- _Task brief_: Give every entry again, unchanged, and leave its images out.
** begin Provided records **
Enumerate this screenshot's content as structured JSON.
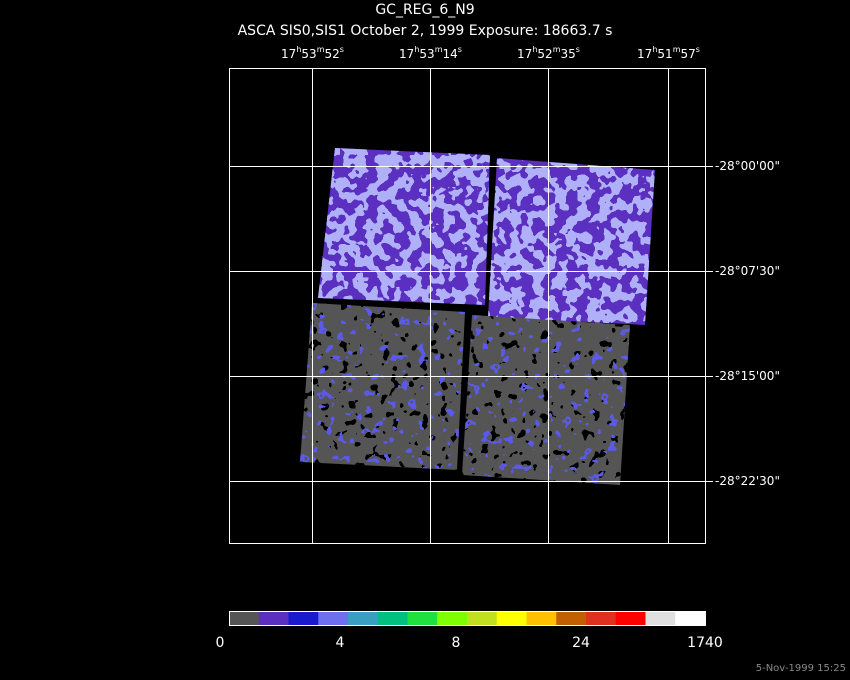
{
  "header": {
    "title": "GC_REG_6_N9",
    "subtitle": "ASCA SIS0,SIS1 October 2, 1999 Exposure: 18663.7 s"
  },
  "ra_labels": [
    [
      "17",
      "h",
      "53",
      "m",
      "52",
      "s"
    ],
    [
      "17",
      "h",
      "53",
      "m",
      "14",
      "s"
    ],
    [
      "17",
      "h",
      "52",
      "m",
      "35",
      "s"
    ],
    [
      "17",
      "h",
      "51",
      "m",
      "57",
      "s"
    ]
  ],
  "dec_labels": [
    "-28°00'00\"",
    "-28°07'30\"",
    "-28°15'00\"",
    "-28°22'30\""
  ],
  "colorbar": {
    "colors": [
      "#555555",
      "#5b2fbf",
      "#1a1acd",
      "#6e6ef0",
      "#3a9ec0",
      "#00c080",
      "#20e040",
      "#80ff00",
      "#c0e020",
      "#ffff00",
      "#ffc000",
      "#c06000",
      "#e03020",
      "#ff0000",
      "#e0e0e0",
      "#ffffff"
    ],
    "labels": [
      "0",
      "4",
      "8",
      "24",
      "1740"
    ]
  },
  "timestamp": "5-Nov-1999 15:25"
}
** end Provided records **
- _Output for this exercise_:
Enumerate this screenshot's content as structured JSON.
{
  "header": {
    "title": "GC_REG_6_N9",
    "subtitle": "ASCA SIS0,SIS1 October 2, 1999 Exposure: 18663.7 s"
  },
  "ra_labels": [
    [
      "17",
      "h",
      "53",
      "m",
      "52",
      "s"
    ],
    [
      "17",
      "h",
      "53",
      "m",
      "14",
      "s"
    ],
    [
      "17",
      "h",
      "52",
      "m",
      "35",
      "s"
    ],
    [
      "17",
      "h",
      "51",
      "m",
      "57",
      "s"
    ]
  ],
  "dec_labels": [
    "-28°00'00\"",
    "-28°07'30\"",
    "-28°15'00\"",
    "-28°22'30\""
  ],
  "colorbar": {
    "colors": [
      "#555555",
      "#5b2fbf",
      "#1a1acd",
      "#6e6ef0",
      "#3a9ec0",
      "#00c080",
      "#20e040",
      "#80ff00",
      "#c0e020",
      "#ffff00",
      "#ffc000",
      "#c06000",
      "#e03020",
      "#ff0000",
      "#e0e0e0",
      "#ffffff"
    ],
    "labels": [
      "0",
      "4",
      "8",
      "24",
      "1740"
    ]
  },
  "timestamp": "5-Nov-1999 15:25"
}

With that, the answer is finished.